### [Provided text]

§

2.4 DIVISION OF RESPONSIBILITIES/SERVICES. The Facility Development
Consultant understands and agrees that should the Construction Program
Manager provide the Facility Development Consultant with any estimating
assistance, cost or time control recommendations or other consultation,
recommendations or suggestions, any or all such activities on the part of the
Construction Program Manager or any other representative of the Owner shall in
no way relieve the Facility Development Consultant of the responsibility of
fulfilling its obligations and responsibilities under this Agreement.
ARTICLE 3
BASIC SERVICES
3.1 SCOPE OF SERVICES
Augusta Richmond County proposes to construct a new exhibition center in a yet
to be determined location..
The scope of work will include an update to an existing convention center market
analysis and facility design programming, as described in Exhibit A.

§

### [What the task requires]
In the agreement excerpt above, what does Augusta Richmond County propose to construct?

### [Data]
§

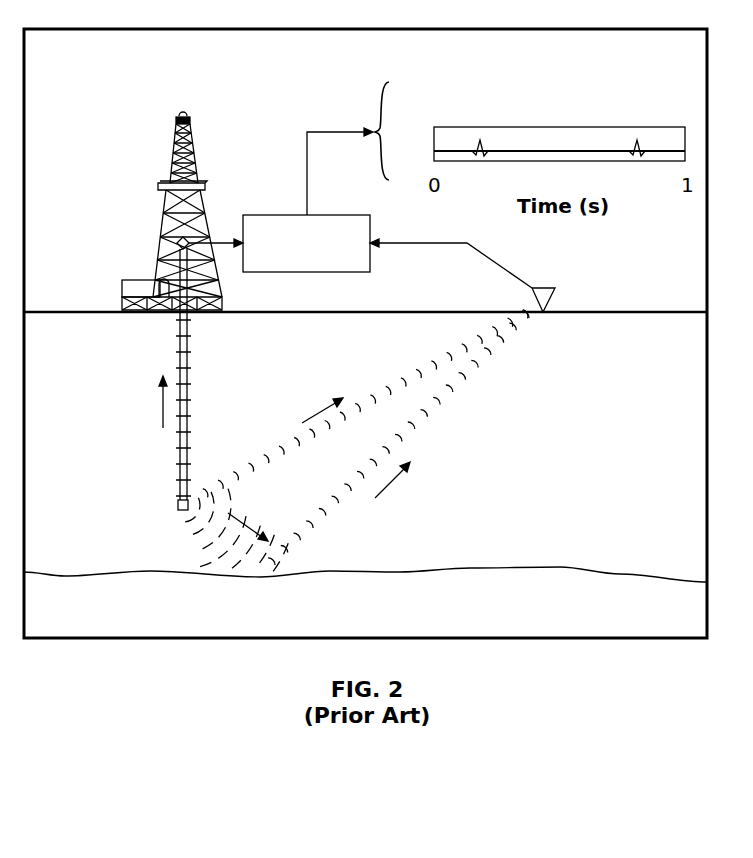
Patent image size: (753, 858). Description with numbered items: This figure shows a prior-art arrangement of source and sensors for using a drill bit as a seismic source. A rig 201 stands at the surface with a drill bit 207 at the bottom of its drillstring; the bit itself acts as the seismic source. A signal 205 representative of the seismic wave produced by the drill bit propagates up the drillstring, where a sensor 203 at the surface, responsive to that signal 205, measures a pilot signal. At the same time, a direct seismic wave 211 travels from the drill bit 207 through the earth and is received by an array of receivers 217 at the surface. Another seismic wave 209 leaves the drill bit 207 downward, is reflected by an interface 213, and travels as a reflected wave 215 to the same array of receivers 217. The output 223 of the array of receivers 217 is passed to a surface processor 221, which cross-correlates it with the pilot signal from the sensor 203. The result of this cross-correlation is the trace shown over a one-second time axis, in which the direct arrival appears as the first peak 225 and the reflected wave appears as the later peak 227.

The rig 201 is at (176, 126).
The sensor 203 is at (163, 238).
The signal propagating up the drillstring 205 is at (162, 400).
The drill bit 207 is at (178, 505).
The seismic wave 209 is at (225, 542).
The direct seismic wave 211 is at (295, 438).
The interface 213 is at (330, 578).
The reflected wave 215 is at (408, 442).
The array of receivers 217 is at (547, 318).
The surface processor 221 is at (300, 215).
The output of the array of receivers 223 is at (418, 242).
The direct arrival 225 is at (480, 150).
The reflected wave arrival 227 is at (637, 150).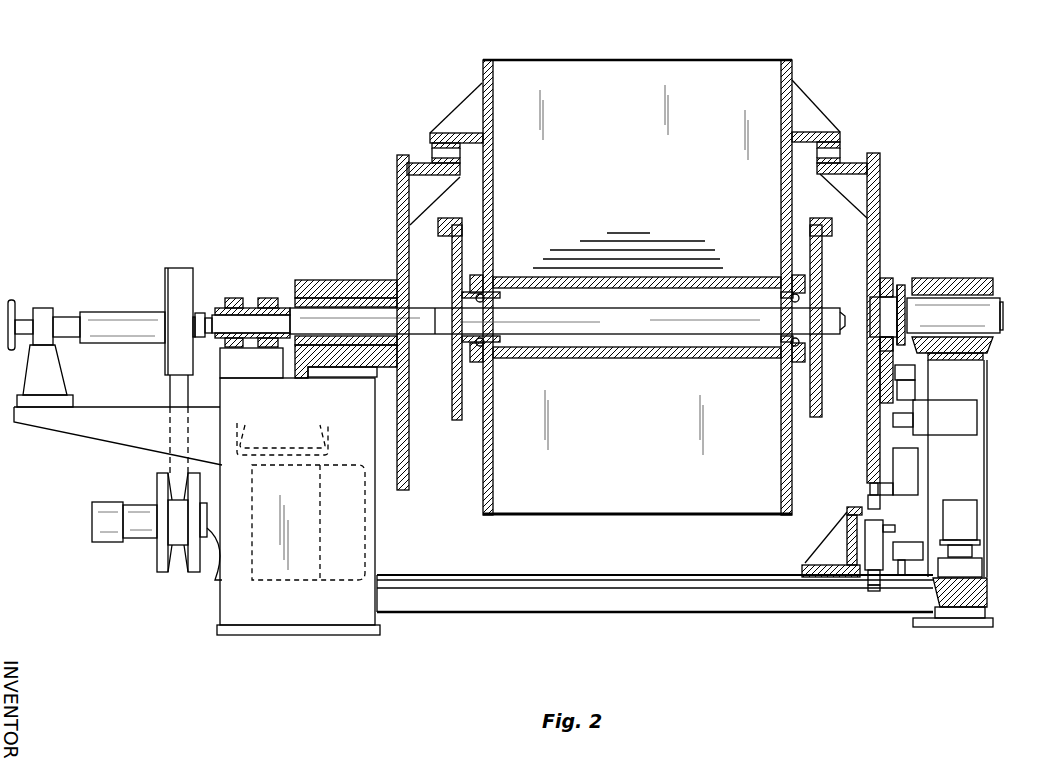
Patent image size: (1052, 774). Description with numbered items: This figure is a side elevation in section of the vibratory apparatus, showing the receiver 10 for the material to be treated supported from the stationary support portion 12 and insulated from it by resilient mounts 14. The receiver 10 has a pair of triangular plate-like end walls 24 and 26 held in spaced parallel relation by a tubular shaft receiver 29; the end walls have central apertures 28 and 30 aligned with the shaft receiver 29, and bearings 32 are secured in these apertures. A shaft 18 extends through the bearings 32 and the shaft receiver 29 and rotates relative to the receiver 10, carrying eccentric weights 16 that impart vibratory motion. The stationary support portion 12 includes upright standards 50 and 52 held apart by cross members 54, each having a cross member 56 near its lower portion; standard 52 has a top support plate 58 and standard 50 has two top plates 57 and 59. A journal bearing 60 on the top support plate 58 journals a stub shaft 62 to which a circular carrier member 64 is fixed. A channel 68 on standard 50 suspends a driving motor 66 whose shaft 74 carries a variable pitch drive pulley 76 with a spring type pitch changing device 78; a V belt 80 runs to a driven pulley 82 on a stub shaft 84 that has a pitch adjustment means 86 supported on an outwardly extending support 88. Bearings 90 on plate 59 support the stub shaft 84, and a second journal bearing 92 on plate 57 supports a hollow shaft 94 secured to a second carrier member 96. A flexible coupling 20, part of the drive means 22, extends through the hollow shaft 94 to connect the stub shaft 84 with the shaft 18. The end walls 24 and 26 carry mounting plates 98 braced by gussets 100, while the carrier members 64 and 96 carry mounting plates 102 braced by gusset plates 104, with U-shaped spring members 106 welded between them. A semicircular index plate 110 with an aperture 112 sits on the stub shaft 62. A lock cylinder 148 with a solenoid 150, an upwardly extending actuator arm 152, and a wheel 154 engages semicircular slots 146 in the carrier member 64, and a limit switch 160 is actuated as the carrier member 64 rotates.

The receiver 10 is at (635, 269).
The stationary support portion 12 is at (908, 272).
The resilient mounts 14 is at (846, 146).
The eccentric weights 16 is at (452, 265).
The shaft 18 is at (598, 330).
The flexible coupling 20 is at (290, 310).
The drive means 22 is at (148, 459).
The end wall 24 is at (792, 65).
The end wall 26 is at (482, 68).
The central aperture 28 is at (780, 294).
The tubular shaft receiver 29 is at (648, 280).
The central aperture 30 is at (502, 297).
The bearings 32 is at (478, 275).
The upright standard 50 is at (376, 520).
The upright standard 52 is at (988, 460).
The cross members 54 is at (590, 612).
The cross member 56 is at (988, 590).
The top plate 57 is at (355, 378).
The top support plate 58 is at (966, 362).
The top plate 59 is at (251, 385).
The journal bearing 60 is at (972, 278).
The stub shaft 62 is at (1003, 314).
The carrier member 64 is at (880, 201).
The driving motor 66 is at (318, 486).
The channel 68 is at (268, 455).
The motor shaft 74 is at (208, 568).
The variable pitch drive pulley 76 is at (157, 560).
The spring type pitch changing device 78 is at (92, 522).
The V belt 80 is at (168, 390).
The driven pulley 82 is at (164, 282).
The stub shaft 84 is at (201, 312).
The pitch adjustment means 86 is at (116, 312).
The outwardly extending support 88 is at (62, 430).
The bearings 90 is at (232, 348).
The second journal bearing 92 is at (345, 368).
The hollow shaft 94 is at (345, 282).
The second carrier member 96 is at (397, 162).
The mounting plates 98 is at (437, 133).
The gussets 100 is at (462, 100).
The mounting plates 102 is at (415, 178).
The gusset plates 104 is at (438, 197).
The U-shaped spring members 106 is at (432, 146).
The semicircular index plate 110 is at (886, 280).
The aperture 112 is at (870, 310).
The semicircular slots 146 is at (868, 486).
The lock cylinder 148 is at (886, 570).
The solenoid 150 is at (872, 592).
The actuator arm 152 is at (847, 510).
The wheel 154 is at (866, 500).
The limit switch 160 is at (918, 470).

§

### [Answer to this exercise]
A new exhibition center, at a location not yet determined.